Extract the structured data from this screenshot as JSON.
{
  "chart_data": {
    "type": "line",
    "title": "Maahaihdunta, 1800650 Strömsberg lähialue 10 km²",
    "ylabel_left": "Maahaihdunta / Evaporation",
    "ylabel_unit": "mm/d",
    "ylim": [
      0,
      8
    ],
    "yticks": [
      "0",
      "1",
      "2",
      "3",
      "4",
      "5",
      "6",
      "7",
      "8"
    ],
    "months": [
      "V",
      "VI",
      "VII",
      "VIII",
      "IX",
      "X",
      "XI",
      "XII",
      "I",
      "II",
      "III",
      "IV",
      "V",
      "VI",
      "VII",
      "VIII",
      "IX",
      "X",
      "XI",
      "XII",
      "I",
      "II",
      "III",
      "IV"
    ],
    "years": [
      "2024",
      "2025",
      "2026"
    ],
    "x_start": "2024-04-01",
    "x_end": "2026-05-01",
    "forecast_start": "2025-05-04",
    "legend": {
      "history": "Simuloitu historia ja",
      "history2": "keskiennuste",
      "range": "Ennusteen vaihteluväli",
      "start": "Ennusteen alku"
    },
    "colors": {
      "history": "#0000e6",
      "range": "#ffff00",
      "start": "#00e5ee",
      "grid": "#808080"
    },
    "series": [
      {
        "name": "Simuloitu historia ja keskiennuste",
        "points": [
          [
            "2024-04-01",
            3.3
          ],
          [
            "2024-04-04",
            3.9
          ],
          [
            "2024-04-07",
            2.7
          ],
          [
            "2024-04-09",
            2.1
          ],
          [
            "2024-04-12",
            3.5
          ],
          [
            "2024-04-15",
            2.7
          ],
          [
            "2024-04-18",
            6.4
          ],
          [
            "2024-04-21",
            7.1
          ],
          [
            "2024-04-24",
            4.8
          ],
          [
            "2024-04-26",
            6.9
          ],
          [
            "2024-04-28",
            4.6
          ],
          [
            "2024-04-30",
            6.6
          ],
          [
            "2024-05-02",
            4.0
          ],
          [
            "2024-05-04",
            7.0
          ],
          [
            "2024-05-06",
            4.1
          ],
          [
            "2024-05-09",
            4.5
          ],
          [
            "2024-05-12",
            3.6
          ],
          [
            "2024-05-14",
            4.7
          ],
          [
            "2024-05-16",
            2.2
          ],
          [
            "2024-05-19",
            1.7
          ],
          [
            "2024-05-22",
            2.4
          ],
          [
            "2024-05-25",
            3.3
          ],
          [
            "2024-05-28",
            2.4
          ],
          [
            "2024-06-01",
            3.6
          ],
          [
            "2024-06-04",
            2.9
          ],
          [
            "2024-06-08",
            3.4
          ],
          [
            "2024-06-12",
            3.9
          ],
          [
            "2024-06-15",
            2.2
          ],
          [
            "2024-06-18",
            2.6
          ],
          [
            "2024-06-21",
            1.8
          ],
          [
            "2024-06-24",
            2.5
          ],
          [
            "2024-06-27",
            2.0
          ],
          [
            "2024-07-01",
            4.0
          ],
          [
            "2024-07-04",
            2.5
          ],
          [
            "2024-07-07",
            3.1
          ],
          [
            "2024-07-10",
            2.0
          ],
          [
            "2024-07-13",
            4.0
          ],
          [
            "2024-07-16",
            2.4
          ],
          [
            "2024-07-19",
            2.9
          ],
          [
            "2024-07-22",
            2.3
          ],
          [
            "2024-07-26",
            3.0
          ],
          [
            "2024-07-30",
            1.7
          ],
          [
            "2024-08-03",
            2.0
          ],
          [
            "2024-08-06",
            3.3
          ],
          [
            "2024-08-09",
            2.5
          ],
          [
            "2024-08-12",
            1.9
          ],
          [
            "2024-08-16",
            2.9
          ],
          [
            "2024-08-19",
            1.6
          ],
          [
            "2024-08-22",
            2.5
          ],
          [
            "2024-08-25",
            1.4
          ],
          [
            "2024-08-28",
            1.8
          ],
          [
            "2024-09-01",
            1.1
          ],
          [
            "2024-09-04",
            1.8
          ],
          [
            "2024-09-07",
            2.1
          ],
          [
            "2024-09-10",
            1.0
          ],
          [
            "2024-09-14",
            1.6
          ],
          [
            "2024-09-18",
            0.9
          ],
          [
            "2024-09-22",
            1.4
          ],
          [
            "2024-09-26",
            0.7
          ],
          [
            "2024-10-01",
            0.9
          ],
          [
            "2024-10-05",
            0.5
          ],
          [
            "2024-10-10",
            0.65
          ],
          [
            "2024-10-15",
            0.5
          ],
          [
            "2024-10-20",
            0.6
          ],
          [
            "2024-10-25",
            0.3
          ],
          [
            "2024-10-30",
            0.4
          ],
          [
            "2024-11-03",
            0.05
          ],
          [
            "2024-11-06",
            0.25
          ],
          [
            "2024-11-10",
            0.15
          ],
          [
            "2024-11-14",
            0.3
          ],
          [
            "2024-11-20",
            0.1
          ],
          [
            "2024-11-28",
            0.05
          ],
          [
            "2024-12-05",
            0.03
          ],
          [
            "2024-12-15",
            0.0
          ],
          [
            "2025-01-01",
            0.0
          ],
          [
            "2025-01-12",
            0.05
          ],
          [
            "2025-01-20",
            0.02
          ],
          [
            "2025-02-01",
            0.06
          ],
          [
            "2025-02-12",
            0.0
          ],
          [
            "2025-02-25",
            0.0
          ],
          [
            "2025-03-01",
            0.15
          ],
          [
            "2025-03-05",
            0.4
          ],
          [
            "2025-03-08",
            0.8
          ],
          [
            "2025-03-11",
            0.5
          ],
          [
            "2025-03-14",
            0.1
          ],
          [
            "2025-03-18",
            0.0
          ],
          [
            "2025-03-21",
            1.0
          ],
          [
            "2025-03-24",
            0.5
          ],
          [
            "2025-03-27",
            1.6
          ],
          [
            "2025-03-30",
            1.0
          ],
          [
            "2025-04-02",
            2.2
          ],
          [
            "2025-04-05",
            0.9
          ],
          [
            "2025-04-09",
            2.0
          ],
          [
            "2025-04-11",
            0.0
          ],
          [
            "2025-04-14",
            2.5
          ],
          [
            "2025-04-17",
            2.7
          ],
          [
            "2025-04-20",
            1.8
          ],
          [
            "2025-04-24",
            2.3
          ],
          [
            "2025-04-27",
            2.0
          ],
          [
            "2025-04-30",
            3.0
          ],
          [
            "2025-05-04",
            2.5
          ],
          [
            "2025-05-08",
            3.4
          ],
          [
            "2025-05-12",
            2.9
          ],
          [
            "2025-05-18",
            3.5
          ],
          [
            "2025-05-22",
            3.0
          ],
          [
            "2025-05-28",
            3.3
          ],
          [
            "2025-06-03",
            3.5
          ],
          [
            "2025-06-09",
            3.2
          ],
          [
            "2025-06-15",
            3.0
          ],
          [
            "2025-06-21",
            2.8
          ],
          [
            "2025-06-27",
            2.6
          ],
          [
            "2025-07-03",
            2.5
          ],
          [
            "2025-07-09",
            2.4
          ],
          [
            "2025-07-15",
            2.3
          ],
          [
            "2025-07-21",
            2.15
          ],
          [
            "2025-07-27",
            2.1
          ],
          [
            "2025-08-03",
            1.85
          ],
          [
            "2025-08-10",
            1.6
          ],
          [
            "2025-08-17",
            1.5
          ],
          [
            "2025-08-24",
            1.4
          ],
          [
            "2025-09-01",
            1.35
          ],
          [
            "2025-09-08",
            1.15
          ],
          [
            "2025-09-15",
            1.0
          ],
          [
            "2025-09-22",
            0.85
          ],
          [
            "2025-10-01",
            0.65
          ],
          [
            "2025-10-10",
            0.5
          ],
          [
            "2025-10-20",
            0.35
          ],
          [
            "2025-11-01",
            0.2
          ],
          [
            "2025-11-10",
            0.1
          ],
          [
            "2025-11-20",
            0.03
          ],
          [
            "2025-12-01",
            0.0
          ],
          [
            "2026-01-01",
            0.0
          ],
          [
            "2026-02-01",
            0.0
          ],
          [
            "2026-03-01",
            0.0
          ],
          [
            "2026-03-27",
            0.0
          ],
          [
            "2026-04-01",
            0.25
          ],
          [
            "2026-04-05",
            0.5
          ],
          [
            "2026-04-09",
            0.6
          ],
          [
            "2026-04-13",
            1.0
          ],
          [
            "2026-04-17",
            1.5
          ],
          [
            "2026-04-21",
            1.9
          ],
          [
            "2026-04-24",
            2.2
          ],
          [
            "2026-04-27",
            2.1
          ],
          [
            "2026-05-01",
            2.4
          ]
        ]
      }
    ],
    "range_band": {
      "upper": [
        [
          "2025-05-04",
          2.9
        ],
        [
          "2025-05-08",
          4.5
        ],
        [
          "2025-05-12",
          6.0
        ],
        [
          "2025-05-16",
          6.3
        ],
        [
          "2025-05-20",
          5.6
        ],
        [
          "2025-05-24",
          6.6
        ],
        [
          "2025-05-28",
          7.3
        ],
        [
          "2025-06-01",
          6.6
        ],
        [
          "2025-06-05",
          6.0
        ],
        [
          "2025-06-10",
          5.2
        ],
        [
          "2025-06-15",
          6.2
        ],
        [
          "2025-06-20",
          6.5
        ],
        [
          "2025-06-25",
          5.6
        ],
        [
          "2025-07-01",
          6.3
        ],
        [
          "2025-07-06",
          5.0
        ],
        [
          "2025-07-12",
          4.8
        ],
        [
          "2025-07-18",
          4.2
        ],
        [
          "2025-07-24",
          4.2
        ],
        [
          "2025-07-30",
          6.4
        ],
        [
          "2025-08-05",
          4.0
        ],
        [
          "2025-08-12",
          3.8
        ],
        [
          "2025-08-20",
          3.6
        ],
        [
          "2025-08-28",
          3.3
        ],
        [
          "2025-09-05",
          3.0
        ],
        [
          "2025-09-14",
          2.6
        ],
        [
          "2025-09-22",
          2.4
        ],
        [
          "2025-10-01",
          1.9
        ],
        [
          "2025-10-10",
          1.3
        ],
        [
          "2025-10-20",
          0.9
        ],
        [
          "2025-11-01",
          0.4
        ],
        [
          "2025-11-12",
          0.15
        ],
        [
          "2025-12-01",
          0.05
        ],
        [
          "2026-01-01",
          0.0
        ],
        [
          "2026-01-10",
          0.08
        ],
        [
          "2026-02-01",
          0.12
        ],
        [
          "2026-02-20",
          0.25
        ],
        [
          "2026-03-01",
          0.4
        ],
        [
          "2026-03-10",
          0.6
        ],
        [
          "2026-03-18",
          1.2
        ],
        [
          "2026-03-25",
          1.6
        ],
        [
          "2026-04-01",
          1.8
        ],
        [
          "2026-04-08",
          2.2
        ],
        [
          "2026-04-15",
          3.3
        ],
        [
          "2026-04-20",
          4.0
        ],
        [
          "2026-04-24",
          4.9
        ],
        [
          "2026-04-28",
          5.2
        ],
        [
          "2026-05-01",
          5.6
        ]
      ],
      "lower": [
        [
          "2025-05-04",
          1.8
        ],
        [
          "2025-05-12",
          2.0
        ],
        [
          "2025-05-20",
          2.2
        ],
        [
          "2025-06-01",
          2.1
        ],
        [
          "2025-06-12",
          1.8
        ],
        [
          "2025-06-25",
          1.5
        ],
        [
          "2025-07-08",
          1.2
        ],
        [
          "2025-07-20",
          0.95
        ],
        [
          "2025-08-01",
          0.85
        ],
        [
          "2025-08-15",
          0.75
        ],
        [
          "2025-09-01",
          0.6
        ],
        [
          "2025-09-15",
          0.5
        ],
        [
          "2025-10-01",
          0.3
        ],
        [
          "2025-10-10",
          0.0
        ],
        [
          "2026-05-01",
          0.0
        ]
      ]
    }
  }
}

WHAT TO WORK ON: Take every line that includes the string "keskiennuste" and copy it.

REPLY TO THE EXERCISE:
      "history2": "keskiennuste",
        "name": "Simuloitu historia ja keskiennuste",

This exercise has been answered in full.